What to do: Write out all of the records precisely. Skip anything that is a picture.

Data for the task:
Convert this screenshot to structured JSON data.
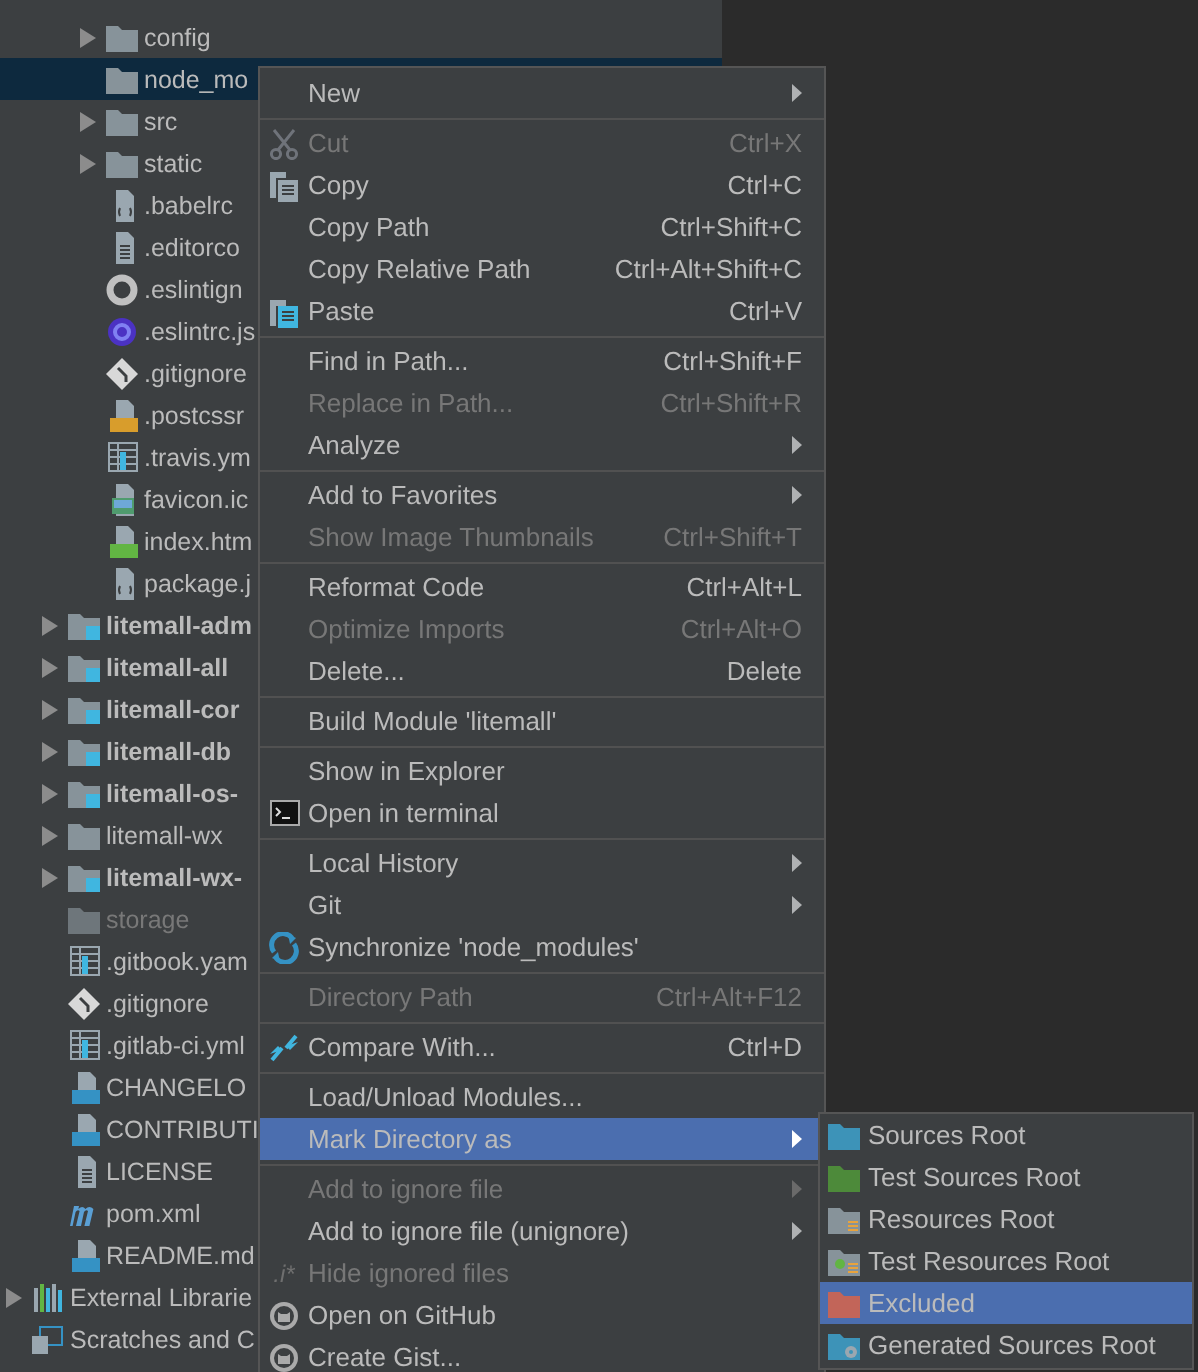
{
  "project_tree": [
    {
      "label": "config",
      "kind": "folder",
      "collapsed": true,
      "selected": false
    },
    {
      "label": "node_mo",
      "kind": "folder",
      "collapsed": false,
      "selected": true
    },
    {
      "label": "src",
      "kind": "folder",
      "collapsed": true,
      "selected": false
    },
    {
      "label": "static",
      "kind": "folder",
      "collapsed": true,
      "selected": false
    },
    {
      "label": ".babelrc",
      "kind": "babel",
      "collapsed": false,
      "selected": false
    },
    {
      "label": ".editorco",
      "kind": "text",
      "collapsed": false,
      "selected": false
    },
    {
      "label": ".eslintign",
      "kind": "ignore",
      "collapsed": false,
      "selected": false
    },
    {
      "label": ".eslintrc.js",
      "kind": "eslint",
      "collapsed": false,
      "selected": false
    },
    {
      "label": ".gitignore",
      "kind": "git",
      "collapsed": false,
      "selected": false
    },
    {
      "label": ".postcssr",
      "kind": "js",
      "collapsed": false,
      "selected": false
    },
    {
      "label": ".travis.ym",
      "kind": "table",
      "collapsed": false,
      "selected": false
    },
    {
      "label": "favicon.ic",
      "kind": "image",
      "collapsed": false,
      "selected": false
    },
    {
      "label": "index.htm",
      "kind": "html",
      "collapsed": false,
      "selected": false
    },
    {
      "label": "package.j",
      "kind": "json",
      "collapsed": false,
      "selected": false
    }
  ],
  "modules": [
    {
      "label": "litemall-adm",
      "kind": "module",
      "collapsed": true,
      "selected": false
    },
    {
      "label": "litemall-all",
      "kind": "module",
      "collapsed": true,
      "selected": false
    },
    {
      "label": "litemall-cor",
      "kind": "module",
      "collapsed": true,
      "selected": false
    },
    {
      "label": "litemall-db",
      "kind": "module",
      "collapsed": true,
      "selected": false
    },
    {
      "label": "litemall-os-",
      "kind": "module",
      "collapsed": true,
      "selected": false
    },
    {
      "label": "litemall-wx",
      "kind": "folder",
      "collapsed": true,
      "selected": false
    },
    {
      "label": "litemall-wx-",
      "kind": "module",
      "collapsed": true,
      "selected": false
    },
    {
      "label": "storage",
      "kind": "excluded",
      "collapsed": false,
      "selected": false
    },
    {
      "label": ".gitbook.yam",
      "kind": "table",
      "collapsed": false,
      "selected": false
    },
    {
      "label": ".gitignore",
      "kind": "git",
      "collapsed": false,
      "selected": false
    },
    {
      "label": ".gitlab-ci.yml",
      "kind": "table",
      "collapsed": false,
      "selected": false
    },
    {
      "label": "CHANGELO",
      "kind": "md",
      "collapsed": false,
      "selected": false
    },
    {
      "label": "CONTRIBUTI",
      "kind": "md",
      "collapsed": false,
      "selected": false
    },
    {
      "label": "LICENSE",
      "kind": "text",
      "collapsed": false,
      "selected": false
    },
    {
      "label": "pom.xml",
      "kind": "maven",
      "collapsed": false,
      "selected": false
    },
    {
      "label": "README.md",
      "kind": "md",
      "collapsed": false,
      "selected": false
    }
  ],
  "roots": [
    {
      "label": "External Librarie",
      "kind": "libraries",
      "collapsed": true,
      "selected": false
    },
    {
      "label": "Scratches and C",
      "kind": "scratches",
      "collapsed": false,
      "selected": false
    }
  ],
  "context_menu": [
    [
      {
        "label": "New",
        "submenu": true,
        "selected": false
      }
    ],
    [
      {
        "label": "Cut",
        "shortcut": "Ctrl+X",
        "kind": "scissors",
        "disabled": true,
        "selected": false
      },
      {
        "label": "Copy",
        "shortcut": "Ctrl+C",
        "kind": "copy",
        "disabled": false,
        "selected": false
      },
      {
        "label": "Copy Path",
        "shortcut": "Ctrl+Shift+C",
        "disabled": false,
        "selected": false
      },
      {
        "label": "Copy Relative Path",
        "shortcut": "Ctrl+Alt+Shift+C",
        "disabled": false,
        "selected": false
      },
      {
        "label": "Paste",
        "shortcut": "Ctrl+V",
        "kind": "paste",
        "disabled": false,
        "selected": false
      }
    ],
    [
      {
        "label": "Find in Path...",
        "shortcut": "Ctrl+Shift+F",
        "disabled": false,
        "selected": false
      },
      {
        "label": "Replace in Path...",
        "shortcut": "Ctrl+Shift+R",
        "disabled": true,
        "selected": false
      },
      {
        "label": "Analyze",
        "submenu": true,
        "disabled": false,
        "selected": false
      }
    ],
    [
      {
        "label": "Add to Favorites",
        "submenu": true,
        "disabled": false,
        "selected": false
      },
      {
        "label": "Show Image Thumbnails",
        "shortcut": "Ctrl+Shift+T",
        "disabled": true,
        "selected": false
      }
    ],
    [
      {
        "label": "Reformat Code",
        "shortcut": "Ctrl+Alt+L",
        "disabled": false,
        "selected": false
      },
      {
        "label": "Optimize Imports",
        "shortcut": "Ctrl+Alt+O",
        "disabled": true,
        "selected": false
      },
      {
        "label": "Delete...",
        "shortcut": "Delete",
        "disabled": false,
        "selected": false
      }
    ],
    [
      {
        "label": "Build Module 'litemall'",
        "disabled": false,
        "selected": false
      }
    ],
    [
      {
        "label": "Show in Explorer",
        "disabled": false,
        "selected": false
      },
      {
        "label": "Open in terminal",
        "kind": "terminal",
        "disabled": false,
        "selected": false
      }
    ],
    [
      {
        "label": "Local History",
        "submenu": true,
        "disabled": false,
        "selected": false
      },
      {
        "label": "Git",
        "submenu": true,
        "disabled": false,
        "selected": false
      },
      {
        "label": "Synchronize 'node_modules'",
        "kind": "sync",
        "disabled": false,
        "selected": false
      }
    ],
    [
      {
        "label": "Directory Path",
        "shortcut": "Ctrl+Alt+F12",
        "disabled": true,
        "selected": false
      }
    ],
    [
      {
        "label": "Compare With...",
        "shortcut": "Ctrl+D",
        "kind": "compare",
        "disabled": false,
        "selected": false
      }
    ],
    [
      {
        "label": "Load/Unload Modules...",
        "disabled": false,
        "selected": false
      },
      {
        "label": "Mark Directory as",
        "submenu": true,
        "disabled": false,
        "selected": true
      }
    ],
    [
      {
        "label": "Add to ignore file",
        "submenu": true,
        "disabled": true,
        "selected": false
      },
      {
        "label": "Add to ignore file (unignore)",
        "submenu": true,
        "disabled": false,
        "selected": false
      },
      {
        "label": "Hide ignored files",
        "glyph": ".i*",
        "disabled": true,
        "selected": false
      },
      {
        "label": "Open on GitHub",
        "kind": "octo",
        "disabled": false,
        "selected": false
      },
      {
        "label": "Create Gist...",
        "kind": "octo",
        "disabled": false,
        "selected": false
      }
    ]
  ],
  "mark_directory_submenu": [
    {
      "label": "Sources Root",
      "kind": "sources",
      "selected": false
    },
    {
      "label": "Test Sources Root",
      "kind": "test-sources",
      "selected": false
    },
    {
      "label": "Resources Root",
      "kind": "resources",
      "selected": false
    },
    {
      "label": "Test Resources Root",
      "kind": "test-resources",
      "selected": false
    },
    {
      "label": "Excluded",
      "kind": "excluded-root",
      "selected": true
    },
    {
      "label": "Generated Sources Root",
      "kind": "generated",
      "selected": false
    }
  ]
}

Result:
Convert this screenshot to structured JSON data.
{
  "project_tree": [
    {
      "label": "config",
      "kind": "folder",
      "collapsed": true,
      "selected": false
    },
    {
      "label": "node_mo",
      "kind": "folder",
      "collapsed": false,
      "selected": true
    },
    {
      "label": "src",
      "kind": "folder",
      "collapsed": true,
      "selected": false
    },
    {
      "label": "static",
      "kind": "folder",
      "collapsed": true,
      "selected": false
    },
    {
      "label": ".babelrc",
      "kind": "babel",
      "collapsed": false,
      "selected": false
    },
    {
      "label": ".editorco",
      "kind": "text",
      "collapsed": false,
      "selected": false
    },
    {
      "label": ".eslintign",
      "kind": "ignore",
      "collapsed": false,
      "selected": false
    },
    {
      "label": ".eslintrc.js",
      "kind": "eslint",
      "collapsed": false,
      "selected": false
    },
    {
      "label": ".gitignore",
      "kind": "git",
      "collapsed": false,
      "selected": false
    },
    {
      "label": ".postcssr",
      "kind": "js",
      "collapsed": false,
      "selected": false
    },
    {
      "label": ".travis.ym",
      "kind": "table",
      "collapsed": false,
      "selected": false
    },
    {
      "label": "favicon.ic",
      "kind": "image",
      "collapsed": false,
      "selected": false
    },
    {
      "label": "index.htm",
      "kind": "html",
      "collapsed": false,
      "selected": false
    },
    {
      "label": "package.j",
      "kind": "json",
      "collapsed": false,
      "selected": false
    }
  ],
  "modules": [
    {
      "label": "litemall-adm",
      "kind": "module",
      "collapsed": true,
      "selected": false
    },
    {
      "label": "litemall-all",
      "kind": "module",
      "collapsed": true,
      "selected": false
    },
    {
      "label": "litemall-cor",
      "kind": "module",
      "collapsed": true,
      "selected": false
    },
    {
      "label": "litemall-db",
      "kind": "module",
      "collapsed": true,
      "selected": false
    },
    {
      "label": "litemall-os-",
      "kind": "module",
      "collapsed": true,
      "selected": false
    },
    {
      "label": "litemall-wx",
      "kind": "folder",
      "collapsed": true,
      "selected": false
    },
    {
      "label": "litemall-wx-",
      "kind": "module",
      "collapsed": true,
      "selected": false
    },
    {
      "label": "storage",
      "kind": "excluded",
      "collapsed": false,
      "selected": false
    },
    {
      "label": ".gitbook.yam",
      "kind": "table",
      "collapsed": false,
      "selected": false
    },
    {
      "label": ".gitignore",
      "kind": "git",
      "collapsed": false,
      "selected": false
    },
    {
      "label": ".gitlab-ci.yml",
      "kind": "table",
      "collapsed": false,
      "selected": false
    },
    {
      "label": "CHANGELO",
      "kind": "md",
      "collapsed": false,
      "selected": false
    },
    {
      "label": "CONTRIBUTI",
      "kind": "md",
      "collapsed": false,
      "selected": false
    },
    {
      "label": "LICENSE",
      "kind": "text",
      "collapsed": false,
      "selected": false
    },
    {
      "label": "pom.xml",
      "kind": "maven",
      "collapsed": false,
      "selected": false
    },
    {
      "label": "README.md",
      "kind": "md",
      "collapsed": false,
      "selected": false
    }
  ],
  "roots": [
    {
      "label": "External Librarie",
      "kind": "libraries",
      "collapsed": true,
      "selected": false
    },
    {
      "label": "Scratches and C",
      "kind": "scratches",
      "collapsed": false,
      "selected": false
    }
  ],
  "context_menu": [
    [
      {
        "label": "New",
        "submenu": true,
        "selected": false
      }
    ],
    [
      {
        "label": "Cut",
        "shortcut": "Ctrl+X",
        "kind": "scissors",
        "disabled": true,
        "selected": false
      },
      {
        "label": "Copy",
        "shortcut": "Ctrl+C",
        "kind": "copy",
        "disabled": false,
        "selected": false
      },
      {
        "label": "Copy Path",
        "shortcut": "Ctrl+Shift+C",
        "disabled": false,
        "selected": false
      },
      {
        "label": "Copy Relative Path",
        "shortcut": "Ctrl+Alt+Shift+C",
        "disabled": false,
        "selected": false
      },
      {
        "label": "Paste",
        "shortcut": "Ctrl+V",
        "kind": "paste",
        "disabled": false,
        "selected": false
      }
    ],
    [
      {
        "label": "Find in Path...",
        "shortcut": "Ctrl+Shift+F",
        "disabled": false,
        "selected": false
      },
      {
        "label": "Replace in Path...",
        "shortcut": "Ctrl+Shift+R",
        "disabled": true,
        "selected": false
      },
      {
        "label": "Analyze",
        "submenu": true,
        "disabled": false,
        "selected": false
      }
    ],
    [
      {
        "label": "Add to Favorites",
        "submenu": true,
        "disabled": false,
        "selected": false
      },
      {
        "label": "Show Image Thumbnails",
        "shortcut": "Ctrl+Shift+T",
        "disabled": true,
        "selected": false
      }
    ],
    [
      {
        "label": "Reformat Code",
        "shortcut": "Ctrl+Alt+L",
        "disabled": false,
        "selected": false
      },
      {
        "label": "Optimize Imports",
        "shortcut": "Ctrl+Alt+O",
        "disabled": true,
        "selected": false
      },
      {
        "label": "Delete...",
        "shortcut": "Delete",
        "disabled": false,
        "selected": false
      }
    ],
    [
      {
        "label": "Build Module 'litemall'",
        "disabled": false,
        "selected": false
      }
    ],
    [
      {
        "label": "Show in Explorer",
        "disabled": false,
        "selected": false
      },
      {
        "label": "Open in terminal",
        "kind": "terminal",
        "disabled": false,
        "selected": false
      }
    ],
    [
      {
        "label": "Local History",
        "submenu": true,
        "disabled": false,
        "selected": false
      },
      {
        "label": "Git",
        "submenu": true,
        "disabled": false,
        "selected": false
      },
      {
        "label": "Synchronize 'node_modules'",
        "kind": "sync",
        "disabled": false,
        "selected": false
      }
    ],
    [
      {
        "label": "Directory Path",
        "shortcut": "Ctrl+Alt+F12",
        "disabled": true,
        "selected": false
      }
    ],
    [
      {
        "label": "Compare With...",
        "shortcut": "Ctrl+D",
        "kind": "compare",
        "disabled": false,
        "selected": false
      }
    ],
    [
      {
        "label": "Load/Unload Modules...",
        "disabled": false,
        "selected": false
      },
      {
        "label": "Mark Directory as",
        "submenu": true,
        "disabled": false,
        "selected": true
      }
    ],
    [
      {
        "label": "Add to ignore file",
        "submenu": true,
        "disabled": true,
        "selected": false
      },
      {
        "label": "Add to ignore file (unignore)",
        "submenu": true,
        "disabled": false,
        "selected": false
      },
      {
        "label": "Hide ignored files",
        "glyph": ".i*",
        "disabled": true,
        "selected": false
      },
      {
        "label": "Open on GitHub",
        "kind": "octo",
        "disabled": false,
        "selected": false
      },
      {
        "label": "Create Gist...",
        "kind": "octo",
        "disabled": false,
        "selected": false
      }
    ]
  ],
  "mark_directory_submenu": [
    {
      "label": "Sources Root",
      "kind": "sources",
      "selected": false
    },
    {
      "label": "Test Sources Root",
      "kind": "test-sources",
      "selected": false
    },
    {
      "label": "Resources Root",
      "kind": "resources",
      "selected": false
    },
    {
      "label": "Test Resources Root",
      "kind": "test-resources",
      "selected": false
    },
    {
      "label": "Excluded",
      "kind": "excluded-root",
      "selected": true
    },
    {
      "label": "Generated Sources Root",
      "kind": "generated",
      "selected": false
    }
  ]
}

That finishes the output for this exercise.